STATED PROBLEM: Each line below should be retyped exactly, with no pictures.

DATA SHOWN:
* * *

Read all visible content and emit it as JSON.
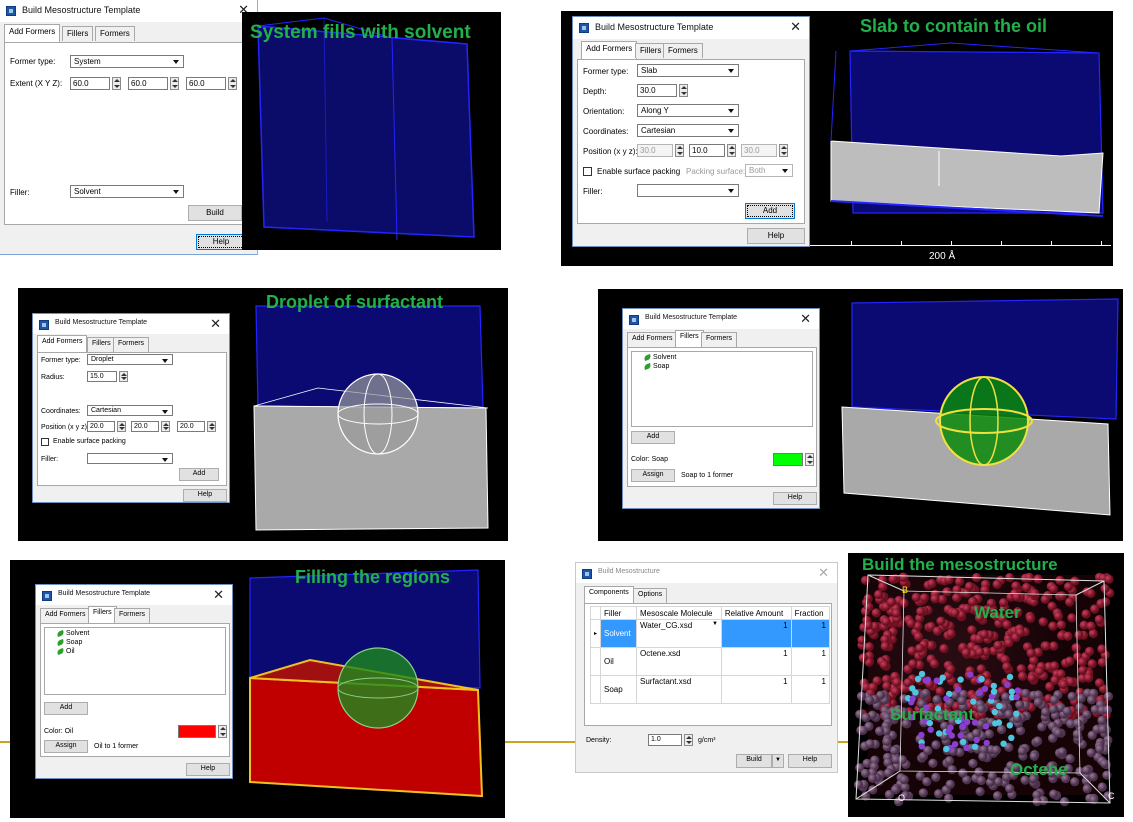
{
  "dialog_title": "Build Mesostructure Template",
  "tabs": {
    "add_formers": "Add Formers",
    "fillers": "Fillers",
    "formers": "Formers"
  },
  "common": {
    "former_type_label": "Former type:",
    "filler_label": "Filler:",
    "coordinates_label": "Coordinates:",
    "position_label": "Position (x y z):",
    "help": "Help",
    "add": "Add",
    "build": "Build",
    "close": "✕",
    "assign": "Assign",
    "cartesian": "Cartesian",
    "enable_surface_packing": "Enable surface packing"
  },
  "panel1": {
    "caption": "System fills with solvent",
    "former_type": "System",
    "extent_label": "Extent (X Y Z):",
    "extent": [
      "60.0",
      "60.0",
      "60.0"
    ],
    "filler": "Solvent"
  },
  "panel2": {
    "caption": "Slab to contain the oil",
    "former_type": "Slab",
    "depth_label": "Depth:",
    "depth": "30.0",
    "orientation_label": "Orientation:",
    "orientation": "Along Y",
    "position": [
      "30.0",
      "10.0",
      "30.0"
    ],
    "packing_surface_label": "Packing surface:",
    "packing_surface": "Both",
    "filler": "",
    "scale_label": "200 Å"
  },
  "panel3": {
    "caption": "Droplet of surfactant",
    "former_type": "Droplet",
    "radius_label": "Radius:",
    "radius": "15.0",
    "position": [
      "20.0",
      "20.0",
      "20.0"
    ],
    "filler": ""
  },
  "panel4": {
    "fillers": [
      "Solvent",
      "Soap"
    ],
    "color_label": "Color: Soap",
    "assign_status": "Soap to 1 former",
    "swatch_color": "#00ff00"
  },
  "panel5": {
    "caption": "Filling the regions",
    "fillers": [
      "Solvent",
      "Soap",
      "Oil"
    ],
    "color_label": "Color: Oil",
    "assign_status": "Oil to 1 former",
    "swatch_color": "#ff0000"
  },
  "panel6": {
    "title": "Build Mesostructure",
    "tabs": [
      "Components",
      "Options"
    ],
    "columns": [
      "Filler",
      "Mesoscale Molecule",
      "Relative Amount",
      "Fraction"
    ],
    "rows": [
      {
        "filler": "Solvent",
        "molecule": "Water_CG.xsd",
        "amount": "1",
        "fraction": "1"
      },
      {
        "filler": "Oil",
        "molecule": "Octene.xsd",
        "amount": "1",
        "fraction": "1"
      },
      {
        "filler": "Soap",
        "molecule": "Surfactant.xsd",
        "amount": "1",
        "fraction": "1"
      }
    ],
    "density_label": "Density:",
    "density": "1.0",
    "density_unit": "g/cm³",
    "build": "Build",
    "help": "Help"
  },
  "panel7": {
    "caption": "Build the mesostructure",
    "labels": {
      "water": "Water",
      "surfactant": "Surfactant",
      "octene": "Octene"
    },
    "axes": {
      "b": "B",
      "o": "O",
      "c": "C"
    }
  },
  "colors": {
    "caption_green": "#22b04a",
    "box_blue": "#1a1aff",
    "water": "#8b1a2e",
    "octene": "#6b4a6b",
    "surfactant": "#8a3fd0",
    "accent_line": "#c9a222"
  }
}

* * *

EXERCISE ANSWER:
Read all visible content and emit it as JSON.
{
  "dialog_title": "Build Mesostructure Template",
  "tabs": {
    "add_formers": "Add Formers",
    "fillers": "Fillers",
    "formers": "Formers"
  },
  "common": {
    "former_type_label": "Former type:",
    "filler_label": "Filler:",
    "coordinates_label": "Coordinates:",
    "position_label": "Position (x y z):",
    "help": "Help",
    "add": "Add",
    "build": "Build",
    "close": "✕",
    "assign": "Assign",
    "cartesian": "Cartesian",
    "enable_surface_packing": "Enable surface packing"
  },
  "panel1": {
    "caption": "System fills with solvent",
    "former_type": "System",
    "extent_label": "Extent (X Y Z):",
    "extent": [
      "60.0",
      "60.0",
      "60.0"
    ],
    "filler": "Solvent"
  },
  "panel2": {
    "caption": "Slab to contain the oil",
    "former_type": "Slab",
    "depth_label": "Depth:",
    "depth": "30.0",
    "orientation_label": "Orientation:",
    "orientation": "Along Y",
    "position": [
      "30.0",
      "10.0",
      "30.0"
    ],
    "packing_surface_label": "Packing surface:",
    "packing_surface": "Both",
    "filler": "",
    "scale_label": "200 Å"
  },
  "panel3": {
    "caption": "Droplet of surfactant",
    "former_type": "Droplet",
    "radius_label": "Radius:",
    "radius": "15.0",
    "position": [
      "20.0",
      "20.0",
      "20.0"
    ],
    "filler": ""
  },
  "panel4": {
    "fillers": [
      "Solvent",
      "Soap"
    ],
    "color_label": "Color: Soap",
    "assign_status": "Soap to 1 former",
    "swatch_color": "#00ff00"
  },
  "panel5": {
    "caption": "Filling the regions",
    "fillers": [
      "Solvent",
      "Soap",
      "Oil"
    ],
    "color_label": "Color: Oil",
    "assign_status": "Oil to 1 former",
    "swatch_color": "#ff0000"
  },
  "panel6": {
    "title": "Build Mesostructure",
    "tabs": [
      "Components",
      "Options"
    ],
    "columns": [
      "Filler",
      "Mesoscale Molecule",
      "Relative Amount",
      "Fraction"
    ],
    "rows": [
      {
        "filler": "Solvent",
        "molecule": "Water_CG.xsd",
        "amount": "1",
        "fraction": "1"
      },
      {
        "filler": "Oil",
        "molecule": "Octene.xsd",
        "amount": "1",
        "fraction": "1"
      },
      {
        "filler": "Soap",
        "molecule": "Surfactant.xsd",
        "amount": "1",
        "fraction": "1"
      }
    ],
    "density_label": "Density:",
    "density": "1.0",
    "density_unit": "g/cm³",
    "build": "Build",
    "help": "Help"
  },
  "panel7": {
    "caption": "Build the mesostructure",
    "labels": {
      "water": "Water",
      "surfactant": "Surfactant",
      "octene": "Octene"
    },
    "axes": {
      "b": "B",
      "o": "O",
      "c": "C"
    }
  },
  "colors": {
    "caption_green": "#22b04a",
    "box_blue": "#1a1aff",
    "water": "#8b1a2e",
    "octene": "#6b4a6b",
    "surfactant": "#8a3fd0",
    "accent_line": "#c9a222"
  }
}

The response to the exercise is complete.